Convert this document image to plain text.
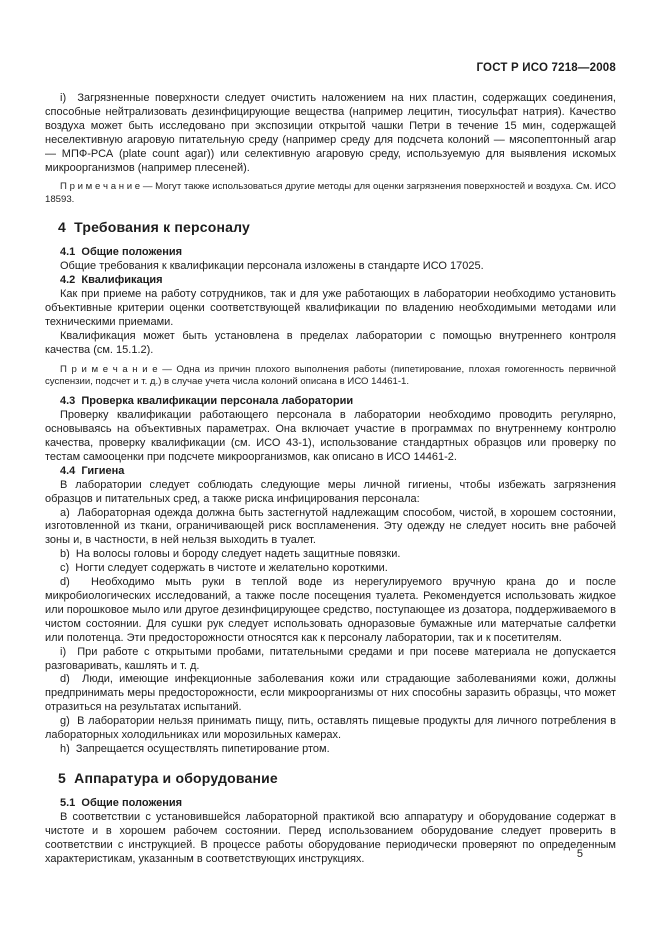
ГОСТ Р ИСО 7218—2008

i)  Загрязненные поверхности следует очистить наложением на них пластин, содержащих соединения, способные нейтрализовать дезинфицирующие вещества (например лецитин, тиосульфат натрия). Качество воздуха может быть исследовано при экспозиции открытой чашки Петри в течение 15 мин, содержащей неселективную агаровую питательную среду (например среду для подсчета колоний — мясопептонный агар — МПФ-РСА (plate count agar)) или селективную агаровую среду, используемую для выявления искомых микроорганизмов (например плесеней).

П р и м е ч а н и е — Могут также использоваться другие методы для оценки загрязнения поверхностей и воздуха. См. ИСО 18593.

4  Требования к персоналу

4.1  Общие положения

Общие требования к квалификации персонала изложены в стандарте ИСО 17025.

4.2  Квалификация

Как при приеме на работу сотрудников, так и для уже работающих в лаборатории необходимо установить объективные критерии оценки соответствующей квалификации по владению необходимыми методами или техническими приемами.

Квалификация может быть установлена в пределах лаборатории с помощью внутреннего контроля качества (см. 15.1.2).

П р и м е ч а н и е — Одна из причин плохого выполнения работы (пипетирование, плохая гомогенность первичной суспензии, подсчет и т. д.) в случае учета числа колоний описана в ИСО 14461-1.

4.3  Проверка квалификации персонала лаборатории

Проверку квалификации работающего персонала в лаборатории необходимо проводить регулярно, основываясь на объективных параметрах. Она включает участие в программах по внутреннему контролю качества, проверку квалификации (см. ИСО 43-1), использование стандартных образцов или проверку по тестам самооценки при подсчете микроорганизмов, как описано в ИСО 14461-2.

4.4  Гигиена

В лаборатории следует соблюдать следующие меры личной гигиены, чтобы избежать загрязнения образцов и питательных сред, а также риска инфицирования персонала:

a)  Лабораторная одежда должна быть застегнутой надлежащим способом, чистой, в хорошем состоянии, изготовленной из ткани, ограничивающей риск воспламенения. Эту одежду не следует носить вне рабочей зоны и, в частности, в ней нельзя выходить в туалет.

b)  На волосы головы и бороду следует надеть защитные повязки.

c)  Ногти следует содержать в чистоте и желательно короткими.

d)  Необходимо мыть руки в теплой воде из нерегулируемого вручную крана до и после микробиологических исследований, а также после посещения туалета. Рекомендуется использовать жидкое или порошковое мыло или другое дезинфицирующее средство, поступающее из дозатора, поддерживаемого в чистом состоянии. Для сушки рук следует использовать одноразовые бумажные или матерчатые салфетки или полотенца. Эти предосторожности относятся как к персоналу лаборатории, так и к посетителям.

i)  При работе с открытыми пробами, питательными средами и при посеве материала не допускается разговаривать, кашлять и т. д.

d)  Люди, имеющие инфекционные заболевания кожи или страдающие заболеваниями кожи, должны предпринимать меры предосторожности, если микроорганизмы от них способны заразить образцы, что может отразиться на результатах испытаний.

g)  В лаборатории нельзя принимать пищу, пить, оставлять пищевые продукты для личного потребления в лабораторных холодильниках или морозильных камерах.

h)  Запрещается осуществлять пипетирование ртом.

5  Аппаратура и оборудование

5.1  Общие положения

В соответствии с установившейся лабораторной практикой всю аппаратуру и оборудование содержат в чистоте и в хорошем рабочем состоянии. Перед использованием оборудование следует проверить в соответствии с инструкцией. В процессе работы оборудование периодически проверяют по определенным характеристикам, указанным в соответствующих инструкциях.	5
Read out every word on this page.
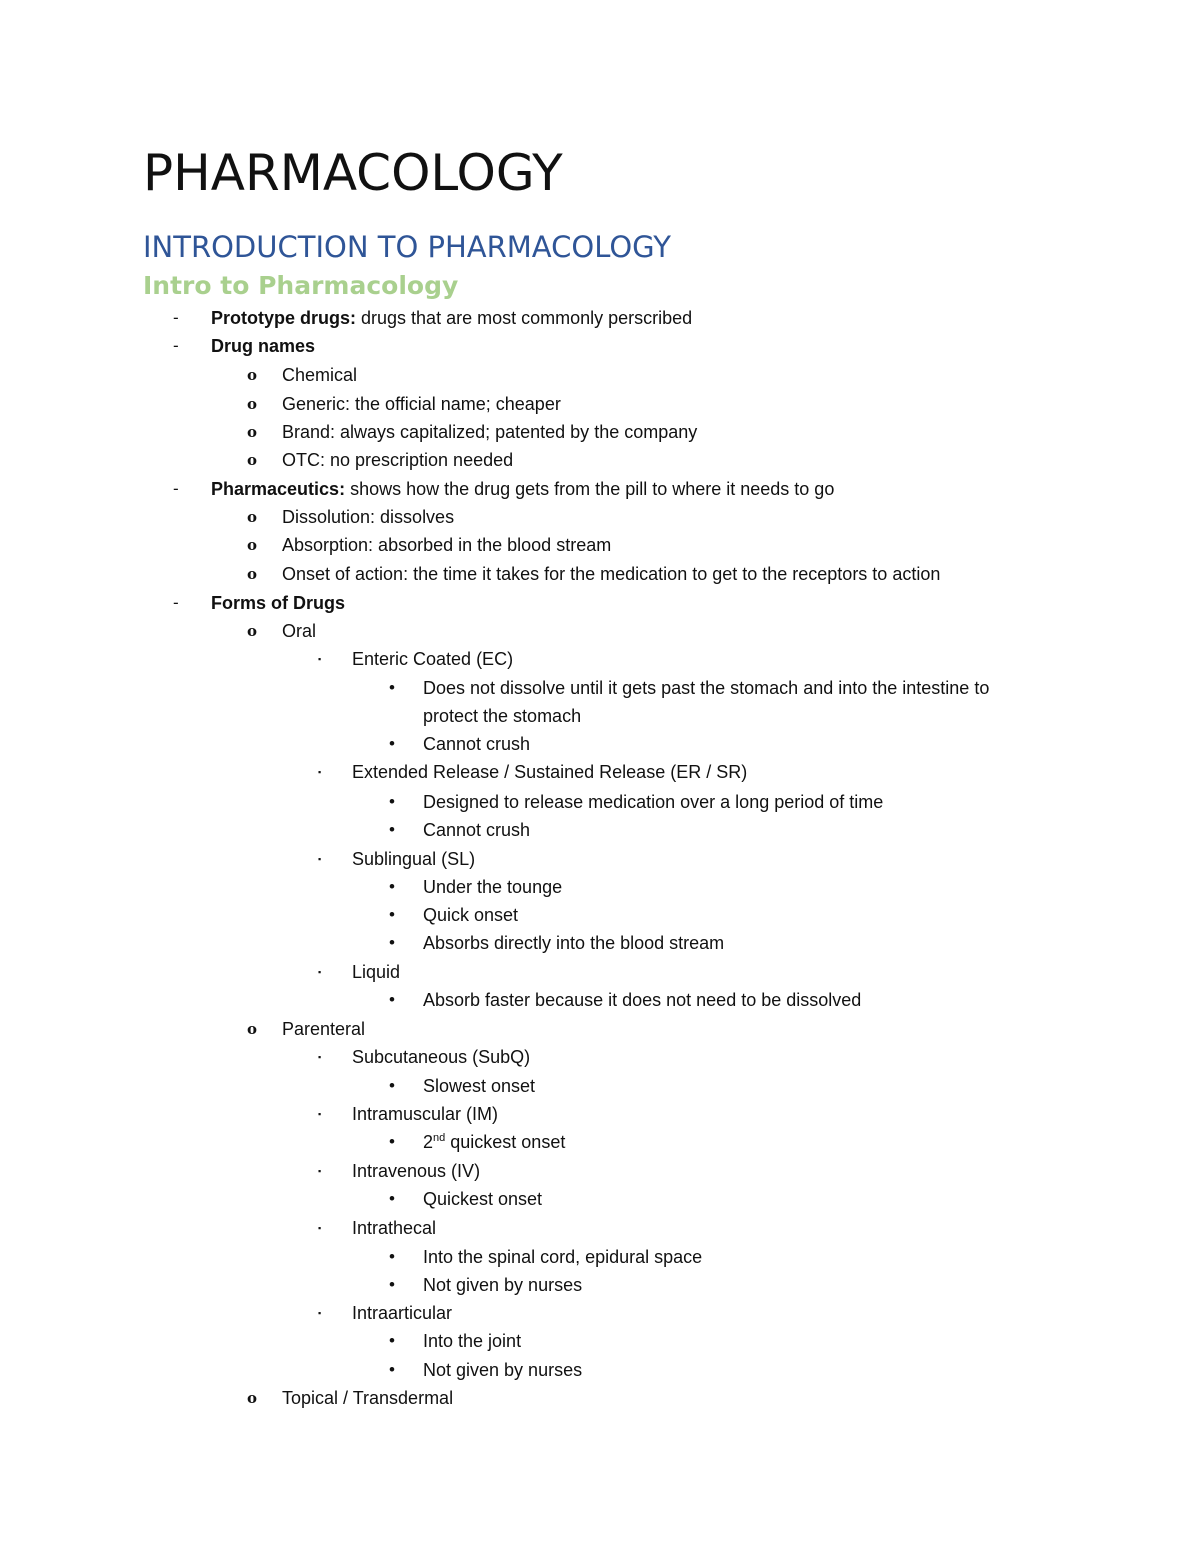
PHARMACOLOGY
INTRODUCTION TO PHARMACOLOGY
Intro to Pharmacology
- Prototype drugs: drugs that are most commonly perscribed
- Drug names
o Chemical
o Generic: the official name; cheaper
o Brand: always capitalized; patented by the company
o OTC: no prescription needed
- Pharmaceutics: shows how the drug gets from the pill to where it needs to go
o Dissolution: dissolves
o Absorption: absorbed in the blood stream
o Onset of action: the time it takes for the medication to get to the receptors to action
- Forms of Drugs
o Oral
▪ Enteric Coated (EC)
• Does not dissolve until it gets past the stomach and into the intestine to
protect the stomach
• Cannot crush
▪ Extended Release / Sustained Release (ER / SR)
• Designed to release medication over a long period of time
• Cannot crush
▪ Sublingual (SL)
• Under the tounge
• Quick onset
• Absorbs directly into the blood stream
▪ Liquid
• Absorb faster because it does not need to be dissolved
o Parenteral
▪ Subcutaneous (SubQ)
• Slowest onset
▪ Intramuscular (IM)
• 2nd quickest onset
▪ Intravenous (IV)
• Quickest onset
▪ Intrathecal
• Into the spinal cord, epidural space
• Not given by nurses
▪ Intraarticular
• Into the joint
• Not given by nurses
o Topical / Transdermal
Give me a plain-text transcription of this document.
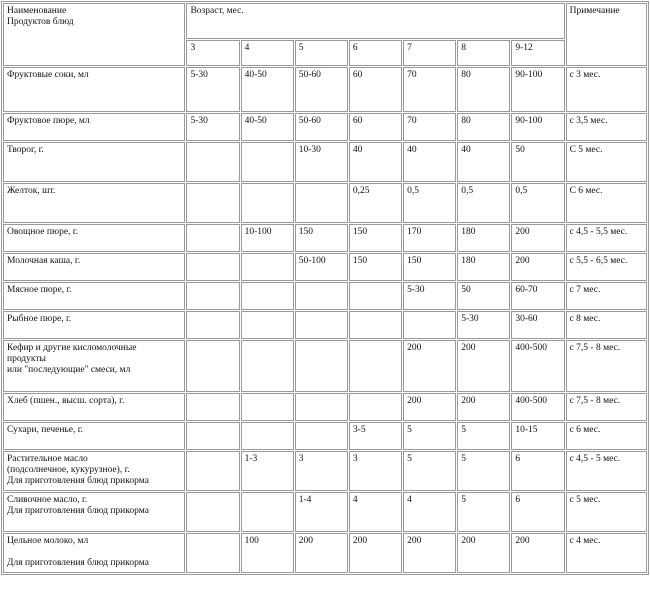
Наименование
Продуктов блюд	Возраст, мес.							Примечание
	3	4	5	6	7	8	9-12	

Фруктовые соки, мл	5-30	40-50	50-60	60	70	80	90-100	с 3 мес.

Фруктовое пюре, мл	5-30	40-50	50-60	60	70	80	90-100	с 3,5 мес.

Творог, г.			10-30	40	40	40	50	С 5 мес.

Желток, шт.				0,25	0,5	0,5	0,5	С 6 мес.

Овощное пюре, г.		10-100	150	150	170	180	200	с 4,5 - 5,5 мес.

Молочная каша, г.			50-100	150	150	180	200	с 5,5 - 6,5 мес.

Мясное пюре, г.					5-30	50	60-70	с 7 мес.

Рыбное пюре, г.						5-30	30-60	с 8 мес.

Кефир и другие кисломолочные
продукты
или "последующие" смеси, мл					200	200	400-500	с 7,5 - 8 мес.

Хлеб (пшен., высш. сорта), г.					200	200	400-500	с 7,5 - 8 мес.

Сухари, печенье, г.				3-5	5	5	10-15	с 6 мес.

Растительное масло
(подсолнечное, кукурузное), г.
Для приготовления блюд прикорма		1-3	3	3	5	5	6	с 4,5 - 5 мес.

Сливочное масло, г.
Для приготовления блюд прикорма			1-4	4	4	5	6	с 5 мес.

Цельное молоко, мл

Для приготовления блюд прикорма		100	200	200	200	200	200	с 4 мес.
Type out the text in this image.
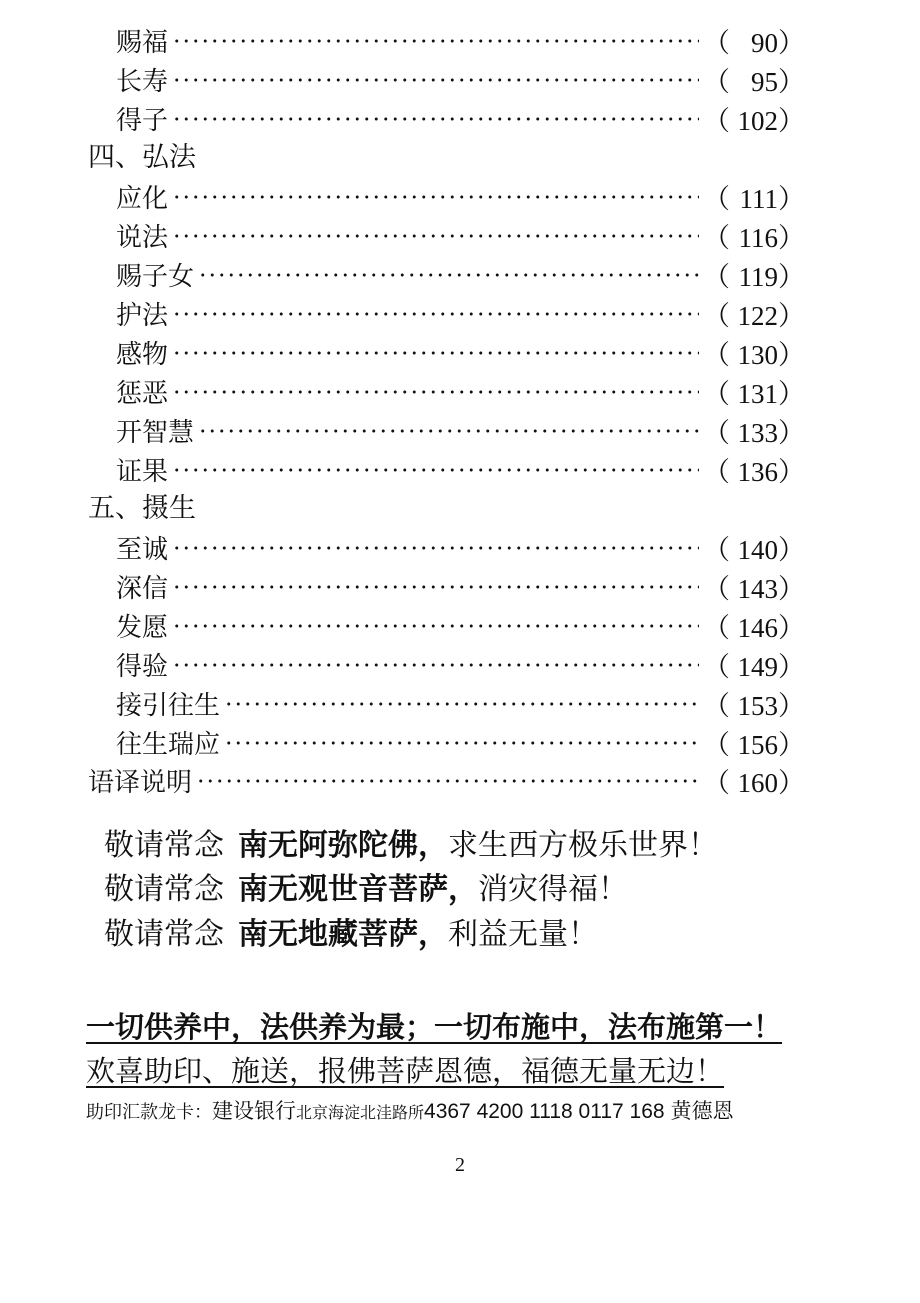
赐福	（ 90）
长寿	（ 95）
得子	（ 102）
四、弘法
应化	（ 111）
说法	（ 116）
赐子女	（ 119）
护法	（ 122）
感物	（ 130）
惩恶	（ 131）
开智慧	（ 133）
证果	（ 136）
五、摄生
至诚	（ 140）
深信	（ 143）
发愿	（ 146）
得验	（ 149）
接引往生	（ 153）
往生瑞应	（ 156）
语译说明	（ 160）
敬请常念 南无阿弥陀佛，求生西方极乐世界！
敬请常念 南无观世音菩萨，消灾得福！
敬请常念 南无地藏菩萨，利益无量！
一切供养中，法供养为最；一切布施中，法布施第一！
欢喜助印、施送，报佛菩萨恩德，福德无量无边！
助印汇款龙卡：建设银行北京海淀北洼路所4367 4200 1118 0117 168 黄德恩
2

▬▬▬▬▬▬

CHALLENGE
Using the material above, return every line exactly as it appears, minus the pictures.

RESPONSE TO THE EXERCISE
Convert this document image to plain text.
ГОСТ Р ИСО 7218—2008

i)  Загрязненные поверхности следует очистить наложением на них пластин, содержащих соединения, способные нейтрализовать дезинфицирующие вещества (например лецитин, тиосульфат натрия). Качество воздуха может быть исследовано при экспозиции открытой чашки Петри в течение 15 мин, содержащей неселективную агаровую питательную среду (например среду для подсчета колоний — мясопептонный агар — МПФ-РСА (plate count agar)) или селективную агаровую среду, используемую для выявления искомых микроорганизмов (например плесеней).

П р и м е ч а н и е — Могут также использоваться другие методы для оценки загрязнения поверхностей и воздуха. См. ИСО 18593.

4  Требования к персоналу

4.1  Общие положения

Общие требования к квалификации персонала изложены в стандарте ИСО 17025.

4.2  Квалификация

Как при приеме на работу сотрудников, так и для уже работающих в лаборатории необходимо установить объективные критерии оценки соответствующей квалификации по владению необходимыми методами или техническими приемами.

Квалификация может быть установлена в пределах лаборатории с помощью внутреннего контроля качества (см. 15.1.2).

П р и м е ч а н и е — Одна из причин плохого выполнения работы (пипетирование, плохая гомогенность первичной суспензии, подсчет и т. д.) в случае учета числа колоний описана в ИСО 14461-1.

4.3  Проверка квалификации персонала лаборатории

Проверку квалификации работающего персонала в лаборатории необходимо проводить регулярно, основываясь на объективных параметрах. Она включает участие в программах по внутреннему контролю качества, проверку квалификации (см. ИСО 43-1), использование стандартных образцов или проверку по тестам самооценки при подсчете микроорганизмов, как описано в ИСО 14461-2.

4.4  Гигиена

В лаборатории следует соблюдать следующие меры личной гигиены, чтобы избежать загрязнения образцов и питательных сред, а также риска инфицирования персонала:

a)  Лабораторная одежда должна быть застегнутой надлежащим способом, чистой, в хорошем состоянии, изготовленной из ткани, ограничивающей риск воспламенения. Эту одежду не следует носить вне рабочей зоны и, в частности, в ней нельзя выходить в туалет.

b)  На волосы головы и бороду следует надеть защитные повязки.

c)  Ногти следует содержать в чистоте и желательно короткими.

d)  Необходимо мыть руки в теплой воде из нерегулируемого вручную крана до и после микробиологических исследований, а также после посещения туалета. Рекомендуется использовать жидкое или порошковое мыло или другое дезинфицирующее средство, поступающее из дозатора, поддерживаемого в чистом состоянии. Для сушки рук следует использовать одноразовые бумажные или матерчатые салфетки или полотенца. Эти предосторожности относятся как к персоналу лаборатории, так и к посетителям.

i)  При работе с открытыми пробами, питательными средами и при посеве материала не допускается разговаривать, кашлять и т. д.

d)  Люди, имеющие инфекционные заболевания кожи или страдающие заболеваниями кожи, должны предпринимать меры предосторожности, если микроорганизмы от них способны заразить образцы, что может отразиться на результатах испытаний.

g)  В лаборатории нельзя принимать пищу, пить, оставлять пищевые продукты для личного потребления в лабораторных холодильниках или морозильных камерах.

h)  Запрещается осуществлять пипетирование ртом.

5  Аппаратура и оборудование

5.1  Общие положения

В соответствии с установившейся лабораторной практикой всю аппаратуру и оборудование содержат в чистоте и в хорошем рабочем состоянии. Перед использованием оборудование следует проверить в соответствии с инструкцией. В процессе работы оборудование периодически проверяют по определенным характеристикам, указанным в соответствующих инструкциях.	5
Read out every word on this page.
PHARMACOLOGY
INTRODUCTION TO PHARMACOLOGY
Intro to Pharmacology
- Prototype drugs: drugs that are most commonly perscribed
- Drug names
o Chemical
o Generic: the official name; cheaper
o Brand: always capitalized; patented by the company
o OTC: no prescription needed
- Pharmaceutics: shows how the drug gets from the pill to where it needs to go
o Dissolution: dissolves
o Absorption: absorbed in the blood stream
o Onset of action: the time it takes for the medication to get to the receptors to action
- Forms of Drugs
o Oral
▪ Enteric Coated (EC)
• Does not dissolve until it gets past the stomach and into the intestine to
protect the stomach
• Cannot crush
▪ Extended Release / Sustained Release (ER / SR)
• Designed to release medication over a long period of time
• Cannot crush
▪ Sublingual (SL)
• Under the tounge
• Quick onset
• Absorbs directly into the blood stream
▪ Liquid
• Absorb faster because it does not need to be dissolved
o Parenteral
▪ Subcutaneous (SubQ)
• Slowest onset
▪ Intramuscular (IM)
• 2nd quickest onset
▪ Intravenous (IV)
• Quickest onset
▪ Intrathecal
• Into the spinal cord, epidural space
• Not given by nurses
▪ Intraarticular
• Into the joint
• Not given by nurses
o Topical / Transdermal
Give me a plain-text transcription of this document.
Наименование
Продуктов блюд	Возраст, мес.							Примечание
	3	4	5	6	7	8	9-12	

Фруктовые соки, мл	5-30	40-50	50-60	60	70	80	90-100	с 3 мес.

Фруктовое пюре, мл	5-30	40-50	50-60	60	70	80	90-100	с 3,5 мес.

Творог, г.			10-30	40	40	40	50	С 5 мес.

Желток, шт.				0,25	0,5	0,5	0,5	С 6 мес.

Овощное пюре, г.		10-100	150	150	170	180	200	с 4,5 - 5,5 мес.

Молочная каша, г.			50-100	150	150	180	200	с 5,5 - 6,5 мес.

Мясное пюре, г.					5-30	50	60-70	с 7 мес.

Рыбное пюре, г.						5-30	30-60	с 8 мес.

Кефир и другие кисломолочные
продукты
или "последующие" смеси, мл					200	200	400-500	с 7,5 - 8 мес.

Хлеб (пшен., высш. сорта), г.					200	200	400-500	с 7,5 - 8 мес.

Сухари, печенье, г.				3-5	5	5	10-15	с 6 мес.

Растительное масло
(подсолнечное, кукурузное), г.
Для приготовления блюд прикорма		1-3	3	3	5	5	6	с 4,5 - 5 мес.

Сливочное масло, г.
Для приготовления блюд прикорма			1-4	4	4	5	6	с 5 мес.

Цельное молоко, мл

Для приготовления блюд прикорма		100	200	200	200	200	200	с 4 мес.
Type out the text in this image.
赐福	（ 90）
长寿	（ 95）
得子	（ 102）
四、弘法
应化	（ 111）
说法	（ 116）
赐子女	（ 119）
护法	（ 122）
感物	（ 130）
惩恶	（ 131）
开智慧	（ 133）
证果	（ 136）
五、摄生
至诚	（ 140）
深信	（ 143）
发愿	（ 146）
得验	（ 149）
接引往生	（ 153）
往生瑞应	（ 156）
语译说明	（ 160）
敬请常念 南无阿弥陀佛，求生西方极乐世界！
敬请常念 南无观世音菩萨，消灾得福！
敬请常念 南无地藏菩萨，利益无量！
一切供养中，法供养为最；一切布施中，法布施第一！
欢喜助印、施送，报佛菩萨恩德，福德无量无边！
助印汇款龙卡：建设银行北京海淀北洼路所4367 4200 1118 0117 168 黄德恩
2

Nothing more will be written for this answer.